OBJECTIVE: Repeat the material from its start through the line containing "y-tick-label: 4000: [87, 415, 118, 429]", swapping "Original Cost" for "Initial Cost" and leaving everything else unchanged.

(Element box annotations)

::::::::::

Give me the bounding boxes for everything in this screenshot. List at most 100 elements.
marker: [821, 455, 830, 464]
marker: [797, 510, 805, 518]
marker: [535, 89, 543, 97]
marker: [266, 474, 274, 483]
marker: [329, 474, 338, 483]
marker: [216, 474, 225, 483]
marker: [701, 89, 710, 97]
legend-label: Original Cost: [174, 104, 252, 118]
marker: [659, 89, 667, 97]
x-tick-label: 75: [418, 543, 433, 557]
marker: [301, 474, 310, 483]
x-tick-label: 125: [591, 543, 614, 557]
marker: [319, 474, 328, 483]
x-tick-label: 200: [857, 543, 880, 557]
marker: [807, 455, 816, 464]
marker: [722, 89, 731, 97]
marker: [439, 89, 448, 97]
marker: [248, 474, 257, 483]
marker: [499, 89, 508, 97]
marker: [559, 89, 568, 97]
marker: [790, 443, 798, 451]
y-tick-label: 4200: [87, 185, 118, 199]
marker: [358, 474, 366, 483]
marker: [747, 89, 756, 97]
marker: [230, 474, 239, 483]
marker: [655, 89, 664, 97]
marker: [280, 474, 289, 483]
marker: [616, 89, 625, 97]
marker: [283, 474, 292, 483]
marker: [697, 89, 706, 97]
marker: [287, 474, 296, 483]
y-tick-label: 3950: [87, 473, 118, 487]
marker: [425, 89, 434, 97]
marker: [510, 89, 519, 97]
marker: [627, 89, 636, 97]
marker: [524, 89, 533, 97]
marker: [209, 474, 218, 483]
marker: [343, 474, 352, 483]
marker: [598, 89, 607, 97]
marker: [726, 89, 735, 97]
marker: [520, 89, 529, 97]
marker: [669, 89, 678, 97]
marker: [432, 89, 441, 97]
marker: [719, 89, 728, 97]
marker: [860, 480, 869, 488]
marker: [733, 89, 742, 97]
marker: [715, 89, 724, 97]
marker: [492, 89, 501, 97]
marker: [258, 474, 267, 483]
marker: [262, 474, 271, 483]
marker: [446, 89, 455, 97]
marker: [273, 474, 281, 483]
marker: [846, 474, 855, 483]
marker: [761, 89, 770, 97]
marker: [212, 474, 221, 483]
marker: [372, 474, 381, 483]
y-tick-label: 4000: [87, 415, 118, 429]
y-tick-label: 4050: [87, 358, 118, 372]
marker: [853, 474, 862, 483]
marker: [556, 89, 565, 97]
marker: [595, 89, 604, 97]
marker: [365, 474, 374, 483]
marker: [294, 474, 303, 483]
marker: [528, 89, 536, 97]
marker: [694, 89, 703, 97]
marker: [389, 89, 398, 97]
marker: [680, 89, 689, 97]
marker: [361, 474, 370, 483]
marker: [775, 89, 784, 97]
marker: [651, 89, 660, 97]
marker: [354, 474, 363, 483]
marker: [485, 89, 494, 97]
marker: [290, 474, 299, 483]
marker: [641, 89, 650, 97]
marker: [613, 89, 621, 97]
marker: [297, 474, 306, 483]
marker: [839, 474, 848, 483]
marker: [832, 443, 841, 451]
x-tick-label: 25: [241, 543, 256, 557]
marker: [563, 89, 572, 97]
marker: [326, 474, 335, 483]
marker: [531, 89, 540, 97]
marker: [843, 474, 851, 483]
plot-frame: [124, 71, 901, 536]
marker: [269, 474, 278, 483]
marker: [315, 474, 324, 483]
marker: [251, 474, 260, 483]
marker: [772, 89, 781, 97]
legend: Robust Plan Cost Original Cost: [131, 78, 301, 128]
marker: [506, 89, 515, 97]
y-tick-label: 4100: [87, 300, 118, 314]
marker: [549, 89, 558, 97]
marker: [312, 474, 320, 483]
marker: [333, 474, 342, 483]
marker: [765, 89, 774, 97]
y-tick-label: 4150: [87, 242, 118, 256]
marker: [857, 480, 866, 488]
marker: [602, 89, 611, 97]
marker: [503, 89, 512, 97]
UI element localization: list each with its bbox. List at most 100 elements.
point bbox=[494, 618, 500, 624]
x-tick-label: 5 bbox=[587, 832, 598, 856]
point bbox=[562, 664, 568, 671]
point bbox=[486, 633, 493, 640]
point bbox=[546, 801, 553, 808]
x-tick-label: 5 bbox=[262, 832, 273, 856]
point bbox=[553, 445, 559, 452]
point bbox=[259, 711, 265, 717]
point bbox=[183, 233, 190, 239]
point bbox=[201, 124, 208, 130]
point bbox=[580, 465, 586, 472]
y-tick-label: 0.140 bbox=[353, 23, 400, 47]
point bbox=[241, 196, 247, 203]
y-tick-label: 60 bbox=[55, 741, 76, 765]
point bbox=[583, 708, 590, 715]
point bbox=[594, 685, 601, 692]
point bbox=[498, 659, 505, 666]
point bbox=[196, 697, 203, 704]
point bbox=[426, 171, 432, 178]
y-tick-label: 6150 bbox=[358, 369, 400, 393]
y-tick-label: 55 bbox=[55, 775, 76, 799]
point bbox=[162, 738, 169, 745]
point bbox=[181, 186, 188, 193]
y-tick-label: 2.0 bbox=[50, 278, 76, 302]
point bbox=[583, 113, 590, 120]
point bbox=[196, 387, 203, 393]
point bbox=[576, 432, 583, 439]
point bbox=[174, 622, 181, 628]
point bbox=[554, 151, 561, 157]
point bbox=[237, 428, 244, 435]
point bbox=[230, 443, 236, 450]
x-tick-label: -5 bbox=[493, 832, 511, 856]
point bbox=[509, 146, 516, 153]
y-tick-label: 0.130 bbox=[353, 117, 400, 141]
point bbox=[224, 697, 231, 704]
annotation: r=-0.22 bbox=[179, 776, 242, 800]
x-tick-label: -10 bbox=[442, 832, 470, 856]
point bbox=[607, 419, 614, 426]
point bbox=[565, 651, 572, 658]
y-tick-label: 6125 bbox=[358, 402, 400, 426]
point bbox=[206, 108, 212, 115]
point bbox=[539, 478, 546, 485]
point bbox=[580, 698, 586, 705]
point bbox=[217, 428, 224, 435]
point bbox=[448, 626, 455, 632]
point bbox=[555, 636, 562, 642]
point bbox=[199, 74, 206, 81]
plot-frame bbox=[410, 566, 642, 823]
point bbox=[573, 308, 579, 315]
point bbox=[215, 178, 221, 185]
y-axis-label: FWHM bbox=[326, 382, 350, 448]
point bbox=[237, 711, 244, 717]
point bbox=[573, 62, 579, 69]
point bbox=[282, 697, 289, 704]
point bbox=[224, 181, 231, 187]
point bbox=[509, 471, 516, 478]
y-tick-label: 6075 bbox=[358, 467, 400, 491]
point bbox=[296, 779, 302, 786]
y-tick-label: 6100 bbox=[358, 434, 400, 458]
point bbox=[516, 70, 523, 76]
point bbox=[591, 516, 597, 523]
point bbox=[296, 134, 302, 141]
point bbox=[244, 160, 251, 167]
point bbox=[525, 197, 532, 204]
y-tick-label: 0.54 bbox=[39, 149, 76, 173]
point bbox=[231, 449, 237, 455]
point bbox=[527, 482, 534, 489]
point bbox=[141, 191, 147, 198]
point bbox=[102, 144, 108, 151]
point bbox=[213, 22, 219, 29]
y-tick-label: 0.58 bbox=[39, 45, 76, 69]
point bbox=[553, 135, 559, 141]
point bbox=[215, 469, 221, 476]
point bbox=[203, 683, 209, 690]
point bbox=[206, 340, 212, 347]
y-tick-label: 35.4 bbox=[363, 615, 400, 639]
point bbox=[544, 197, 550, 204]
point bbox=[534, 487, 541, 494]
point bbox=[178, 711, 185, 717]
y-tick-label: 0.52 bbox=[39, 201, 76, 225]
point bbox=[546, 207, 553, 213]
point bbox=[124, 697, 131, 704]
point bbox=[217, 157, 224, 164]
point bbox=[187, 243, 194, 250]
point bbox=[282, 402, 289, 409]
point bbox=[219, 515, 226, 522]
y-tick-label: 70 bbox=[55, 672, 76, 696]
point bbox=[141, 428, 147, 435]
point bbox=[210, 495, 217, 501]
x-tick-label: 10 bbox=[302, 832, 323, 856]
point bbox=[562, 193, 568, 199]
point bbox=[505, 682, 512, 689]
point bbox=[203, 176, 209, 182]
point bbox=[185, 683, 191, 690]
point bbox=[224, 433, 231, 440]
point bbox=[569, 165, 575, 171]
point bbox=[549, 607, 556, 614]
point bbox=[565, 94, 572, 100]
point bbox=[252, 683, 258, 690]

::::::::::

SOLUTION FOR THIS EXERCISE:
Give me the bounding boxes for everything in this screenshot. List at most 100 elements.
marker: [821, 455, 830, 464]
marker: [797, 510, 805, 518]
marker: [535, 89, 543, 97]
marker: [266, 474, 274, 483]
marker: [329, 474, 338, 483]
marker: [216, 474, 225, 483]
marker: [701, 89, 710, 97]
legend-label: Initial Cost: [174, 104, 252, 118]
marker: [659, 89, 667, 97]
x-tick-label: 75: [418, 543, 433, 557]
marker: [301, 474, 310, 483]
x-tick-label: 125: [591, 543, 614, 557]
marker: [319, 474, 328, 483]
x-tick-label: 200: [857, 543, 880, 557]
marker: [807, 455, 816, 464]
marker: [722, 89, 731, 97]
marker: [439, 89, 448, 97]
marker: [248, 474, 257, 483]
marker: [499, 89, 508, 97]
marker: [559, 89, 568, 97]
marker: [790, 443, 798, 451]
y-tick-label: 4200: [87, 185, 118, 199]
marker: [358, 474, 366, 483]
marker: [747, 89, 756, 97]
marker: [230, 474, 239, 483]
marker: [655, 89, 664, 97]
marker: [280, 474, 289, 483]
marker: [616, 89, 625, 97]
marker: [283, 474, 292, 483]
marker: [697, 89, 706, 97]
marker: [287, 474, 296, 483]
y-tick-label: 3950: [87, 473, 118, 487]
marker: [425, 89, 434, 97]
marker: [510, 89, 519, 97]
marker: [627, 89, 636, 97]
marker: [524, 89, 533, 97]
marker: [209, 474, 218, 483]
marker: [343, 474, 352, 483]
marker: [598, 89, 607, 97]
marker: [726, 89, 735, 97]
marker: [520, 89, 529, 97]
marker: [669, 89, 678, 97]
marker: [432, 89, 441, 97]
marker: [719, 89, 728, 97]
marker: [860, 480, 869, 488]
marker: [733, 89, 742, 97]
marker: [715, 89, 724, 97]
marker: [492, 89, 501, 97]
marker: [258, 474, 267, 483]
marker: [262, 474, 271, 483]
marker: [446, 89, 455, 97]
marker: [273, 474, 281, 483]
marker: [846, 474, 855, 483]
marker: [761, 89, 770, 97]
marker: [212, 474, 221, 483]
marker: [372, 474, 381, 483]
y-tick-label: 4000: [87, 415, 118, 429]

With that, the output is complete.